- Directions
Show each line that has the string "JSON" in it.

[Stored data entries]
· · · ·

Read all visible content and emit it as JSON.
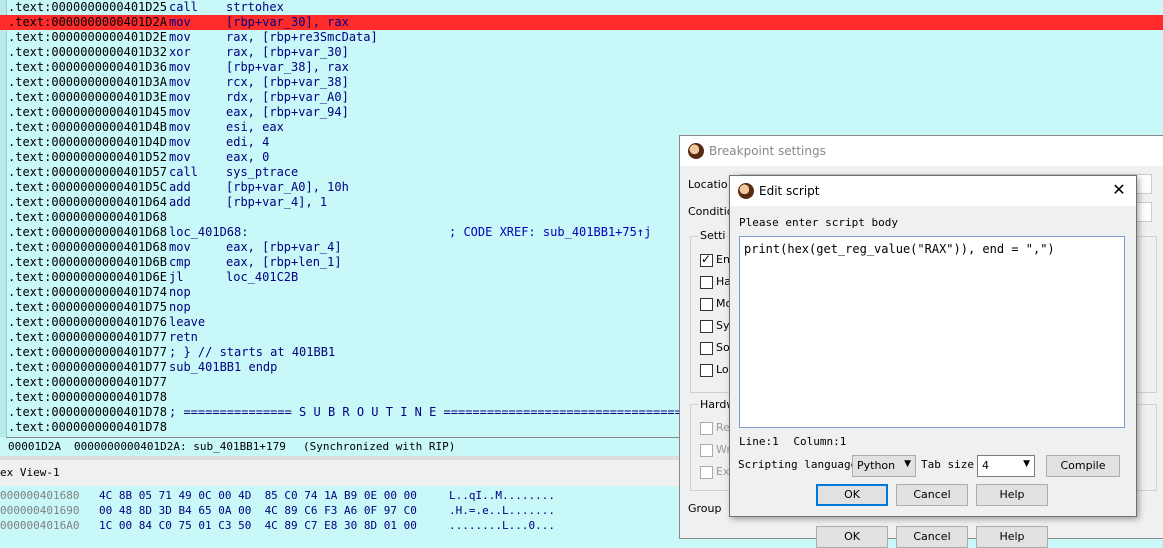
{
  "disasm": {
    "lines": [
      {
        "addr": ".text:0000000000401D25",
        "mn": "call",
        "ops": "strtohex",
        "cmt": ""
      },
      {
        "addr": ".text:0000000000401D2A",
        "mn": "mov",
        "ops": "[rbp+var_30], rax",
        "cmt": ""
      },
      {
        "addr": ".text:0000000000401D2E",
        "mn": "mov",
        "ops": "rax, [rbp+re3SmcData]",
        "cmt": ""
      },
      {
        "addr": ".text:0000000000401D32",
        "mn": "xor",
        "ops": "rax, [rbp+var_30]",
        "cmt": ""
      },
      {
        "addr": ".text:0000000000401D36",
        "mn": "mov",
        "ops": "[rbp+var_38], rax",
        "cmt": ""
      },
      {
        "addr": ".text:0000000000401D3A",
        "mn": "mov",
        "ops": "rcx, [rbp+var_38]",
        "cmt": ""
      },
      {
        "addr": ".text:0000000000401D3E",
        "mn": "mov",
        "ops": "rdx, [rbp+var_A0]",
        "cmt": ""
      },
      {
        "addr": ".text:0000000000401D45",
        "mn": "mov",
        "ops": "eax, [rbp+var_94]",
        "cmt": ""
      },
      {
        "addr": ".text:0000000000401D4B",
        "mn": "mov",
        "ops": "esi, eax",
        "cmt": ""
      },
      {
        "addr": ".text:0000000000401D4D",
        "mn": "mov",
        "ops": "edi, 4",
        "cmt": ""
      },
      {
        "addr": ".text:0000000000401D52",
        "mn": "mov",
        "ops": "eax, 0",
        "cmt": ""
      },
      {
        "addr": ".text:0000000000401D57",
        "mn": "call",
        "ops": "sys_ptrace",
        "cmt": ""
      },
      {
        "addr": ".text:0000000000401D5C",
        "mn": "add",
        "ops": "[rbp+var_A0], 10h",
        "cmt": ""
      },
      {
        "addr": ".text:0000000000401D64",
        "mn": "add",
        "ops": "[rbp+var_4], 1",
        "cmt": ""
      },
      {
        "addr": ".text:0000000000401D68",
        "mn": "",
        "ops": "",
        "cmt": ""
      },
      {
        "addr": ".text:0000000000401D68",
        "mn": "loc_401D68:",
        "ops": "",
        "cmt": "; CODE XREF: sub_401BB1+75↑j"
      },
      {
        "addr": ".text:0000000000401D68",
        "mn": "mov",
        "ops": "eax, [rbp+var_4]",
        "cmt": ""
      },
      {
        "addr": ".text:0000000000401D6B",
        "mn": "cmp",
        "ops": "eax, [rbp+len_1]",
        "cmt": ""
      },
      {
        "addr": ".text:0000000000401D6E",
        "mn": "jl",
        "ops": "loc_401C2B",
        "cmt": ""
      },
      {
        "addr": ".text:0000000000401D74",
        "mn": "nop",
        "ops": "",
        "cmt": ""
      },
      {
        "addr": ".text:0000000000401D75",
        "mn": "nop",
        "ops": "",
        "cmt": ""
      },
      {
        "addr": ".text:0000000000401D76",
        "mn": "leave",
        "ops": "",
        "cmt": ""
      },
      {
        "addr": ".text:0000000000401D77",
        "mn": "retn",
        "ops": "",
        "cmt": ""
      },
      {
        "addr": ".text:0000000000401D77",
        "mn": "; } // starts at 401BB1",
        "ops": "",
        "cmt": ""
      },
      {
        "addr": ".text:0000000000401D77",
        "mn": "sub_401BB1 endp",
        "ops": "",
        "cmt": ""
      },
      {
        "addr": ".text:0000000000401D77",
        "mn": "",
        "ops": "",
        "cmt": ""
      },
      {
        "addr": ".text:0000000000401D78",
        "mn": "",
        "ops": "",
        "cmt": ""
      },
      {
        "addr": ".text:0000000000401D78",
        "mn": "; =============== S U B R O U T I N E =======================================",
        "ops": "",
        "cmt": ""
      },
      {
        "addr": ".text:0000000000401D78",
        "mn": "",
        "ops": "",
        "cmt": ""
      }
    ],
    "highlight_index": 1,
    "highlight_color": "#ff2b2b"
  },
  "status": {
    "offset": "00001D2A",
    "location": "0000000000401D2A: sub_401BB1+179",
    "sync": "(Synchronized with RIP)"
  },
  "hex": {
    "title": "ex View-1",
    "rows": [
      {
        "addr": "000000401680",
        "bytes": "4C 8B 05 71 49 0C 00 4D  85 C0 74 1A B9 0E 00 00",
        "ascii": "L..qI..M........"
      },
      {
        "addr": "000000401690",
        "bytes": "00 48 8D 3D B4 65 0A 00  4C 89 C6 F3 A6 0F 97 C0",
        "ascii": ".H.=.e..L......."
      },
      {
        "addr": "0000004016A0",
        "bytes": "1C 00 84 C0 75 01 C3 50  4C 89 C7 E8 30 8D 01 00",
        "ascii": "........L...0..."
      }
    ]
  },
  "breakpoint": {
    "title": "Breakpoint settings",
    "location_label": "Locatio",
    "condition_label": "Conditio",
    "settings_label": "Setti",
    "options": [
      {
        "label": "En",
        "checked": true,
        "disabled": false
      },
      {
        "label": "Ha",
        "checked": false,
        "disabled": false
      },
      {
        "label": "Mo",
        "checked": false,
        "disabled": false
      },
      {
        "label": "Sy",
        "checked": false,
        "disabled": false
      },
      {
        "label": "So",
        "checked": false,
        "disabled": false
      },
      {
        "label": "Lo",
        "checked": false,
        "disabled": false
      }
    ],
    "hardware_label": "Hardw",
    "hw_options": [
      {
        "label": "Re",
        "checked": false,
        "disabled": true
      },
      {
        "label": "Wr",
        "checked": false,
        "disabled": true
      },
      {
        "label": "Ex",
        "checked": false,
        "disabled": true
      }
    ],
    "group_label": "Group",
    "ok_label": "OK",
    "cancel_label": "Cancel",
    "help_label": "Help"
  },
  "edit": {
    "title": "Edit script",
    "prompt": "Please enter script body",
    "script": "print(hex(get_reg_value(\"RAX\")), end = \",\")",
    "line_label": "Line:1",
    "column_label": "Column:1",
    "lang_label": "Scripting language",
    "lang_value": "Python",
    "tab_label": "Tab size",
    "tab_value": "4",
    "compile_label": "Compile",
    "ok_label": "OK",
    "cancel_label": "Cancel",
    "help_label": "Help"
  }
}
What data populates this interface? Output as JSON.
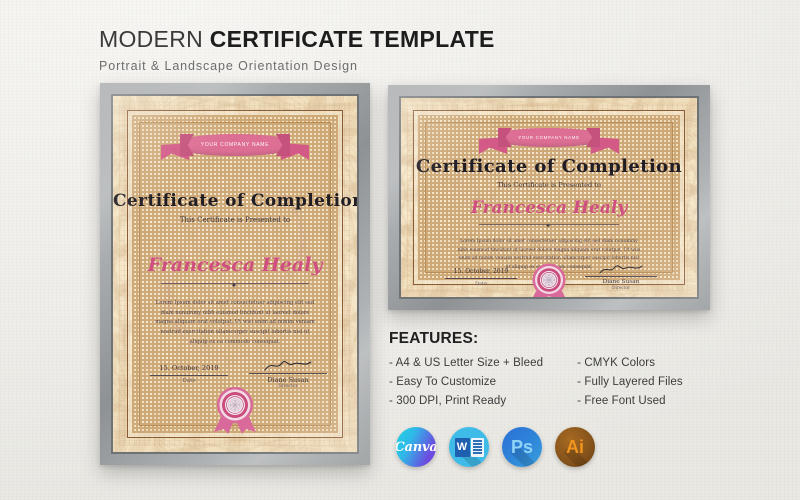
{
  "header": {
    "title_light": "MODERN ",
    "title_bold": "CERTIFICATE TEMPLATE",
    "subtitle": "Portrait & Landscape Orientation Design"
  },
  "certificate": {
    "ribbon_text": "YOUR COMPANY NAME",
    "title": "Certificate of Completion",
    "presented_to": "This Certificate is Presented to",
    "recipient": "Francesca Healy",
    "body": "Lorem Ipsum dolor sit amet consectetuer adipiscing elit sed diam nonummy nibh euismod tincidunt ut laoreet dolore magna aliquam erat volutpat. Ut wisi enim ad minim veniam nostrud exercitation ullamcorper suscipit lobortis nisl ut aliquip ex ea commodo consequat.",
    "date_value": "15. October, 2019",
    "date_label": "Date",
    "signer_name": "Diane Susan",
    "signer_role": "Director"
  },
  "features": {
    "title": "FEATURES:",
    "column_left": [
      "- A4 & US Letter Size + Bleed",
      "- Easy To Customize",
      "- 300 DPI, Print Ready"
    ],
    "column_right": [
      "- CMYK Colors",
      "- Fully Layered Files",
      "- Free Font Used"
    ]
  },
  "apps": [
    {
      "name": "canva-app-icon",
      "label": "Canva"
    },
    {
      "name": "word-app-icon",
      "label": "W"
    },
    {
      "name": "photoshop-app-icon",
      "label": "Ps"
    },
    {
      "name": "illustrator-app-icon",
      "label": "Ai"
    }
  ],
  "colors": {
    "background": "#f3f2ef",
    "frame": "#9a9d9f",
    "paper": "#fdf6e4",
    "guilloche": "#c19a6b",
    "accent_pink": "#dd6f95",
    "accent_pink_dark": "#cf4f80",
    "title_dark": "#1d1d1d"
  }
}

· · · ·

- Exercise solution
Read all visible content and emit it as JSON.
What data populates this interface? Output as JSON.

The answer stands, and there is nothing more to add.